* **Input records**
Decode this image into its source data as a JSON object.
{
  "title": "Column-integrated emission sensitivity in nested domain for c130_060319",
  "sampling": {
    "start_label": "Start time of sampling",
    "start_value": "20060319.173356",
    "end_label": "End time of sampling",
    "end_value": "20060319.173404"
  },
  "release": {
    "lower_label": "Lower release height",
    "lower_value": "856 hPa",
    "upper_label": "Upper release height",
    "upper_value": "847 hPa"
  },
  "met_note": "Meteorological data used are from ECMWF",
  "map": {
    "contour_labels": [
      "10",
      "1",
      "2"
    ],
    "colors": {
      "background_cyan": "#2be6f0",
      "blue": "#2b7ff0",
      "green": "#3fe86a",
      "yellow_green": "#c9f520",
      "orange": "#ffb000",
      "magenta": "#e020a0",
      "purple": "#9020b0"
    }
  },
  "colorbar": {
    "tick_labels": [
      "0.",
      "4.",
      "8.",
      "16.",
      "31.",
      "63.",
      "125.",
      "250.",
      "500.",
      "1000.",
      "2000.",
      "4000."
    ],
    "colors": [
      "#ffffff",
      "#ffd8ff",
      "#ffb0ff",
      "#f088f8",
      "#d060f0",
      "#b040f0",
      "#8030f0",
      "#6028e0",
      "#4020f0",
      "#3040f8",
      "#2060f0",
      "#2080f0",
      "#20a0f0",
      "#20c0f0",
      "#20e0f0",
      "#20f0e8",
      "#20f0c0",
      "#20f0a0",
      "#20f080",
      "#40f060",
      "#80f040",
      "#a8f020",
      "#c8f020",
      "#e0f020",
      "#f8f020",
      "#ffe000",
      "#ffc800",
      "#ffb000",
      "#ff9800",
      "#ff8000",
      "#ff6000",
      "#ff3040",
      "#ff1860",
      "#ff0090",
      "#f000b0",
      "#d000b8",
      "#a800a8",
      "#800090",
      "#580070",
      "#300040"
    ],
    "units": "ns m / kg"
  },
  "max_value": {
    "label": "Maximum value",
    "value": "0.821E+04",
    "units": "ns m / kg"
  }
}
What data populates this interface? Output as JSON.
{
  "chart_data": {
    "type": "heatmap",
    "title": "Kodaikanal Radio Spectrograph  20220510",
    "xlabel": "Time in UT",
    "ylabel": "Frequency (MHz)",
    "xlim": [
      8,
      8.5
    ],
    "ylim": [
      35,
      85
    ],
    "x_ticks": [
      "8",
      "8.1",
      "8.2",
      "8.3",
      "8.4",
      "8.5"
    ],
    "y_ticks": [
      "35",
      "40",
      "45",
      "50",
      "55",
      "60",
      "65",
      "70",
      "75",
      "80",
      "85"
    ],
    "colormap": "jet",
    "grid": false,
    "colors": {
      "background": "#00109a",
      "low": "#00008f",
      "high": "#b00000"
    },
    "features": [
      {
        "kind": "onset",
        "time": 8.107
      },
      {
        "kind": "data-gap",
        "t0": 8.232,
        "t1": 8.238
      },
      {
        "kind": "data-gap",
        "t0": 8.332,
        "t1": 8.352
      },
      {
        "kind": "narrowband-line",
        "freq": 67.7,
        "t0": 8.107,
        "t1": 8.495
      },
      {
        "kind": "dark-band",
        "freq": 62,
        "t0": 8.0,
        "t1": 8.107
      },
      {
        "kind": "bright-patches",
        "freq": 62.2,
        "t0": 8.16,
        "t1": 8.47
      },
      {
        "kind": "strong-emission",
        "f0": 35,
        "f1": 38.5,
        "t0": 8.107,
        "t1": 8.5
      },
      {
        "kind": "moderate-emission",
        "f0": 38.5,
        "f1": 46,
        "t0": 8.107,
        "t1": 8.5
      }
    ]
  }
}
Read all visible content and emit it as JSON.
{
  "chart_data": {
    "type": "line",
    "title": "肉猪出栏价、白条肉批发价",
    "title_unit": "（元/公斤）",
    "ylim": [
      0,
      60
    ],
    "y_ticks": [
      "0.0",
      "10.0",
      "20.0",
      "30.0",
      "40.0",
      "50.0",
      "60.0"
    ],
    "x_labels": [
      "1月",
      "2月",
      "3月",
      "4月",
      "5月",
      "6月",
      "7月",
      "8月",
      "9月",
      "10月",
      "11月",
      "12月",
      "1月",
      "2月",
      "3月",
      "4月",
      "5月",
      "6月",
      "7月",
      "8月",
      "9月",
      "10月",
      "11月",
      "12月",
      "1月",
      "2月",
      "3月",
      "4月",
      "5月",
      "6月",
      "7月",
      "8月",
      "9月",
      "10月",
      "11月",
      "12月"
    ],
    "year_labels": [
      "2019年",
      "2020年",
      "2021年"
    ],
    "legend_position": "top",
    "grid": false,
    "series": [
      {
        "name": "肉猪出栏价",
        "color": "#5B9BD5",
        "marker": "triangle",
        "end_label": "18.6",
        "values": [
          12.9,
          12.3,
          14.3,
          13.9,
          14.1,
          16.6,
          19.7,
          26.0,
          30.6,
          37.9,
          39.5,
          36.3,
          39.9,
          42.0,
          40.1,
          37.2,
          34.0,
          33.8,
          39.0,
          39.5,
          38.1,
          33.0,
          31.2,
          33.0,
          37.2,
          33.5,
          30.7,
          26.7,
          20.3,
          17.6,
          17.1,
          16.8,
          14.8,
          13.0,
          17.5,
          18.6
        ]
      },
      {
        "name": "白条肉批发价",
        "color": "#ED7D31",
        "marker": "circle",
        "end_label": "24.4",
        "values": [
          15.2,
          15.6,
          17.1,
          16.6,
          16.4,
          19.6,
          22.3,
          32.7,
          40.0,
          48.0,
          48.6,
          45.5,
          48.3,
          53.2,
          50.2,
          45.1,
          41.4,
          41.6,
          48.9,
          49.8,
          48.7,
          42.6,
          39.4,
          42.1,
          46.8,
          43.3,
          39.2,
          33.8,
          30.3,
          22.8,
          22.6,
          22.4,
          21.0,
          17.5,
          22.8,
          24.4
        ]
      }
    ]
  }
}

* **Exercise**
Copy the records above exactly as they appear.

* **Response for this exercise**
Decode this image into its source data as a JSON object.
{
  "title": "Column-integrated emission sensitivity in nested domain for c130_060319",
  "sampling": {
    "start_label": "Start time of sampling",
    "start_value": "20060319.173356",
    "end_label": "End time of sampling",
    "end_value": "20060319.173404"
  },
  "release": {
    "lower_label": "Lower release height",
    "lower_value": "856 hPa",
    "upper_label": "Upper release height",
    "upper_value": "847 hPa"
  },
  "met_note": "Meteorological data used are from ECMWF",
  "map": {
    "contour_labels": [
      "10",
      "1",
      "2"
    ],
    "colors": {
      "background_cyan": "#2be6f0",
      "blue": "#2b7ff0",
      "green": "#3fe86a",
      "yellow_green": "#c9f520",
      "orange": "#ffb000",
      "magenta": "#e020a0",
      "purple": "#9020b0"
    }
  },
  "colorbar": {
    "tick_labels": [
      "0.",
      "4.",
      "8.",
      "16.",
      "31.",
      "63.",
      "125.",
      "250.",
      "500.",
      "1000.",
      "2000.",
      "4000."
    ],
    "colors": [
      "#ffffff",
      "#ffd8ff",
      "#ffb0ff",
      "#f088f8",
      "#d060f0",
      "#b040f0",
      "#8030f0",
      "#6028e0",
      "#4020f0",
      "#3040f8",
      "#2060f0",
      "#2080f0",
      "#20a0f0",
      "#20c0f0",
      "#20e0f0",
      "#20f0e8",
      "#20f0c0",
      "#20f0a0",
      "#20f080",
      "#40f060",
      "#80f040",
      "#a8f020",
      "#c8f020",
      "#e0f020",
      "#f8f020",
      "#ffe000",
      "#ffc800",
      "#ffb000",
      "#ff9800",
      "#ff8000",
      "#ff6000",
      "#ff3040",
      "#ff1860",
      "#ff0090",
      "#f000b0",
      "#d000b8",
      "#a800a8",
      "#800090",
      "#580070",
      "#300040"
    ],
    "units": "ns m / kg"
  },
  "max_value": {
    "label": "Maximum value",
    "value": "0.821E+04",
    "units": "ns m / kg"
  }
}
What data populates this interface? Output as JSON.
{
  "chart_data": {
    "type": "heatmap",
    "title": "Kodaikanal Radio Spectrograph  20220510",
    "xlabel": "Time in UT",
    "ylabel": "Frequency (MHz)",
    "xlim": [
      8,
      8.5
    ],
    "ylim": [
      35,
      85
    ],
    "x_ticks": [
      "8",
      "8.1",
      "8.2",
      "8.3",
      "8.4",
      "8.5"
    ],
    "y_ticks": [
      "35",
      "40",
      "45",
      "50",
      "55",
      "60",
      "65",
      "70",
      "75",
      "80",
      "85"
    ],
    "colormap": "jet",
    "grid": false,
    "colors": {
      "background": "#00109a",
      "low": "#00008f",
      "high": "#b00000"
    },
    "features": [
      {
        "kind": "onset",
        "time": 8.107
      },
      {
        "kind": "data-gap",
        "t0": 8.232,
        "t1": 8.238
      },
      {
        "kind": "data-gap",
        "t0": 8.332,
        "t1": 8.352
      },
      {
        "kind": "narrowband-line",
        "freq": 67.7,
        "t0": 8.107,
        "t1": 8.495
      },
      {
        "kind": "dark-band",
        "freq": 62,
        "t0": 8.0,
        "t1": 8.107
      },
      {
        "kind": "bright-patches",
        "freq": 62.2,
        "t0": 8.16,
        "t1": 8.47
      },
      {
        "kind": "strong-emission",
        "f0": 35,
        "f1": 38.5,
        "t0": 8.107,
        "t1": 8.5
      },
      {
        "kind": "moderate-emission",
        "f0": 38.5,
        "f1": 46,
        "t0": 8.107,
        "t1": 8.5
      }
    ]
  }
}
Read all visible content and emit it as JSON.
{
  "chart_data": {
    "type": "line",
    "title": "肉猪出栏价、白条肉批发价",
    "title_unit": "（元/公斤）",
    "ylim": [
      0,
      60
    ],
    "y_ticks": [
      "0.0",
      "10.0",
      "20.0",
      "30.0",
      "40.0",
      "50.0",
      "60.0"
    ],
    "x_labels": [
      "1月",
      "2月",
      "3月",
      "4月",
      "5月",
      "6月",
      "7月",
      "8月",
      "9月",
      "10月",
      "11月",
      "12月",
      "1月",
      "2月",
      "3月",
      "4月",
      "5月",
      "6月",
      "7月",
      "8月",
      "9月",
      "10月",
      "11月",
      "12月",
      "1月",
      "2月",
      "3月",
      "4月",
      "5月",
      "6月",
      "7月",
      "8月",
      "9月",
      "10月",
      "11月",
      "12月"
    ],
    "year_labels": [
      "2019年",
      "2020年",
      "2021年"
    ],
    "legend_position": "top",
    "grid": false,
    "series": [
      {
        "name": "肉猪出栏价",
        "color": "#5B9BD5",
        "marker": "triangle",
        "end_label": "18.6",
        "values": [
          12.9,
          12.3,
          14.3,
          13.9,
          14.1,
          16.6,
          19.7,
          26.0,
          30.6,
          37.9,
          39.5,
          36.3,
          39.9,
          42.0,
          40.1,
          37.2,
          34.0,
          33.8,
          39.0,
          39.5,
          38.1,
          33.0,
          31.2,
          33.0,
          37.2,
          33.5,
          30.7,
          26.7,
          20.3,
          17.6,
          17.1,
          16.8,
          14.8,
          13.0,
          17.5,
          18.6
        ]
      },
      {
        "name": "白条肉批发价",
        "color": "#ED7D31",
        "marker": "circle",
        "end_label": "24.4",
        "values": [
          15.2,
          15.6,
          17.1,
          16.6,
          16.4,
          19.6,
          22.3,
          32.7,
          40.0,
          48.0,
          48.6,
          45.5,
          48.3,
          53.2,
          50.2,
          45.1,
          41.4,
          41.6,
          48.9,
          49.8,
          48.7,
          42.6,
          39.4,
          42.1,
          46.8,
          43.3,
          39.2,
          33.8,
          30.3,
          22.8,
          22.6,
          22.4,
          21.0,
          17.5,
          22.8,
          24.4
        ]
      }
    ]
  }
}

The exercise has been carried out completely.